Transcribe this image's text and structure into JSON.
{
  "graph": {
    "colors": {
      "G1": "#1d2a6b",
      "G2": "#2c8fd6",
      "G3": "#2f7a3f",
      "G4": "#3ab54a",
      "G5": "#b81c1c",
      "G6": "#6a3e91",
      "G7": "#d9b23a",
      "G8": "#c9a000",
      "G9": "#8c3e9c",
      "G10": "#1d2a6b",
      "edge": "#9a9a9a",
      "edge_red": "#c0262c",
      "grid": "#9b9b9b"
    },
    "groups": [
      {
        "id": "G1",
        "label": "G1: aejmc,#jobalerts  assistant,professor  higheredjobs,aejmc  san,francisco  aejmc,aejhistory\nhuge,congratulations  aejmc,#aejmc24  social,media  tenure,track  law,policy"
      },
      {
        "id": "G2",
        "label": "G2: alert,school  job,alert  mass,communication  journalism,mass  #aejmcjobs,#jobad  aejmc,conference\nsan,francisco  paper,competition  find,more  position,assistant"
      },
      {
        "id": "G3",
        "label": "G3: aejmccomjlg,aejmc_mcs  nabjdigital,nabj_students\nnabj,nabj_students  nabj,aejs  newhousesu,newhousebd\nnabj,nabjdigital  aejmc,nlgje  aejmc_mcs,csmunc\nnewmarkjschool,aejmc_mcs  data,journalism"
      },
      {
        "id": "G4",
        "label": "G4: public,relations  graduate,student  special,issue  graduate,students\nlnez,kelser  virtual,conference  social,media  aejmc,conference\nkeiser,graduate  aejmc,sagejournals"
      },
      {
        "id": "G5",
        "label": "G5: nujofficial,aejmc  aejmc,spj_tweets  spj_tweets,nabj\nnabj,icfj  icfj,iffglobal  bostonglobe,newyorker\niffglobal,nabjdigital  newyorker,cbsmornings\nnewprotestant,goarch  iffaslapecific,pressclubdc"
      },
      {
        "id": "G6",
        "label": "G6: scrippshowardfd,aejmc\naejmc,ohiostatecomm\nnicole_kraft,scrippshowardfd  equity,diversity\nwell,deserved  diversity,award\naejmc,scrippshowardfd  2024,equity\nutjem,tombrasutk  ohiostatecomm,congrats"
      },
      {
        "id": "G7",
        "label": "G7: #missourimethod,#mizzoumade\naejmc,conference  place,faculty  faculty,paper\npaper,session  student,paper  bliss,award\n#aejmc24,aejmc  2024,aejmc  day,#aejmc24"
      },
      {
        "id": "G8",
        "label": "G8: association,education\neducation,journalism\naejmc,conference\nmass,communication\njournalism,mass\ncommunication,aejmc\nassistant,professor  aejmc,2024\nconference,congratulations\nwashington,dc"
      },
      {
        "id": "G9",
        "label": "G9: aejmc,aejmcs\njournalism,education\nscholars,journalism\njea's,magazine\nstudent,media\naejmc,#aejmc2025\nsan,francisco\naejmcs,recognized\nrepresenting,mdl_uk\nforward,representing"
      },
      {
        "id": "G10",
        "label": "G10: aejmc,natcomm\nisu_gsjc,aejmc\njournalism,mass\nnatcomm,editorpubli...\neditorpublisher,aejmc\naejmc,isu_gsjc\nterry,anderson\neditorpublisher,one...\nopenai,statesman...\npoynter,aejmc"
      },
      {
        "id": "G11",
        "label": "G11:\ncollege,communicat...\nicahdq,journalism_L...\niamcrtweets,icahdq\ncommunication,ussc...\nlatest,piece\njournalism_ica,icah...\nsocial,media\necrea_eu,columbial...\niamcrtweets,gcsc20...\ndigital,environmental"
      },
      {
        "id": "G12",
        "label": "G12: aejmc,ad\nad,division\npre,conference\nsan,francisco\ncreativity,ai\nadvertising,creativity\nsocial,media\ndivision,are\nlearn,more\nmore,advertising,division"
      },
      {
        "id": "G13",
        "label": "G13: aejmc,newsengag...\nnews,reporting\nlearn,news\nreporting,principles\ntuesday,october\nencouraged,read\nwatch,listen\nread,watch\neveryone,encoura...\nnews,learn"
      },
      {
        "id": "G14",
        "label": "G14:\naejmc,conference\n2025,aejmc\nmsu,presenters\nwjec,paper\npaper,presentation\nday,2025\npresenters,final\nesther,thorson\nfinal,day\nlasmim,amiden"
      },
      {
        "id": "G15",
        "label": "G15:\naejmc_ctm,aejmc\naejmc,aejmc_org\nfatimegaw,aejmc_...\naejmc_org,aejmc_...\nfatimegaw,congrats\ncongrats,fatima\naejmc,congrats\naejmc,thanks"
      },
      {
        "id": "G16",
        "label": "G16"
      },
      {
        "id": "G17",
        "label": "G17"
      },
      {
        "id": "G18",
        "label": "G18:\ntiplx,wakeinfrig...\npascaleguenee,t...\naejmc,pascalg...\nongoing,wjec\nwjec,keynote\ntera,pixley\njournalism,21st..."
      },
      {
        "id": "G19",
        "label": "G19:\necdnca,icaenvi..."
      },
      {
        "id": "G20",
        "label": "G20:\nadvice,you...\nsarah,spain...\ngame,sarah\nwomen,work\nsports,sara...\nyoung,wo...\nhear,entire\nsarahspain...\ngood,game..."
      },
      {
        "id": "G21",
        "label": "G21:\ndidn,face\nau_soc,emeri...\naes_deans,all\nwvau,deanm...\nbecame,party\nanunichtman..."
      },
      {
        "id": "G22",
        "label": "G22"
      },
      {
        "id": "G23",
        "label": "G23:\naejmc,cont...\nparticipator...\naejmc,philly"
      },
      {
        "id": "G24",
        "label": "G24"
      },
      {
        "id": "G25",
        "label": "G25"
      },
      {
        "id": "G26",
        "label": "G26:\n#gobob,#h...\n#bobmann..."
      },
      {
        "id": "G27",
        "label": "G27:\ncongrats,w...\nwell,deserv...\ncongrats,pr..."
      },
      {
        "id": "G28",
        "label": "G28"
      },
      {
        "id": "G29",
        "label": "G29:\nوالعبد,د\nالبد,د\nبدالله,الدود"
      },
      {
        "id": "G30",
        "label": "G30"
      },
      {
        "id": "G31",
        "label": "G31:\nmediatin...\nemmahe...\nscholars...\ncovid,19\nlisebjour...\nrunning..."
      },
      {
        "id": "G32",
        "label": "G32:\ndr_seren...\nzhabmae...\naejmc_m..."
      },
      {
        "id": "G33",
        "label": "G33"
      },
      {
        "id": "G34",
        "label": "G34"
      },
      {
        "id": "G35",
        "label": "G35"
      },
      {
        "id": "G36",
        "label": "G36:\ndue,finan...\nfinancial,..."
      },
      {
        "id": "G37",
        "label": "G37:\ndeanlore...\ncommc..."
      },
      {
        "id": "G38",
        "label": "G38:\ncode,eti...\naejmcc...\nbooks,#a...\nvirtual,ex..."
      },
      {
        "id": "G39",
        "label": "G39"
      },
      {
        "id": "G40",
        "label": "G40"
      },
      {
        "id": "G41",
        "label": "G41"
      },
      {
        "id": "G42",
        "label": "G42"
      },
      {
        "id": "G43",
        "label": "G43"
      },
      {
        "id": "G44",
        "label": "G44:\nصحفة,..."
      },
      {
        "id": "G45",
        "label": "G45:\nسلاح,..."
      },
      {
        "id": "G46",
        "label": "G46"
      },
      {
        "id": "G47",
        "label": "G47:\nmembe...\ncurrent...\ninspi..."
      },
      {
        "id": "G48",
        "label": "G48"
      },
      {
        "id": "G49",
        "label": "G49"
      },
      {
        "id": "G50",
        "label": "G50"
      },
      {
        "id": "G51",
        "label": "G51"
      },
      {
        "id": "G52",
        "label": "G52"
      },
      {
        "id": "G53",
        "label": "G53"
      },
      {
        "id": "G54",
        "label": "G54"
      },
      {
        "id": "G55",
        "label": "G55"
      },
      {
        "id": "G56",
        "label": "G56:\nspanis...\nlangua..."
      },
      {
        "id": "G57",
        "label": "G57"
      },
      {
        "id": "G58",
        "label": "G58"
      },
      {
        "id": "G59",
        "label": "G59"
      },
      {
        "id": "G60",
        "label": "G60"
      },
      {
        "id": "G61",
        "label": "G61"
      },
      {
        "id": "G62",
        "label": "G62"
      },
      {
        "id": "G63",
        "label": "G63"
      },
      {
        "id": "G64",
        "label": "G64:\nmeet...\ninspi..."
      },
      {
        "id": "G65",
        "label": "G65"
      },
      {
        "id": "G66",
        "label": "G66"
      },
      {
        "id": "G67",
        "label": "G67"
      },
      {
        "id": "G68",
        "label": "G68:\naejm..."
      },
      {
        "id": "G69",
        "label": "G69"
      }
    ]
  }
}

**WORK INSTRUCTIONS:**
Point out every line holding the string "nsocial" and copy it.

**REPLY:**
        "label": "G11:\ncollege,communicat...\nicahdq,journalism_L...\niamcrtweets,icahdq\ncommunication,ussc...\nlatest,piece\njournalism_ica,icah...\nsocial,media\necrea_eu,columbial...\niamcrtweets,gcsc20...\ndigital,environmental"
        "label": "G12: aejmc,ad\nad,division\npre,conference\nsan,francisco\ncreativity,ai\nadvertising,creativity\nsocial,media\ndivision,are\nlearn,more\nmore,advertising,division"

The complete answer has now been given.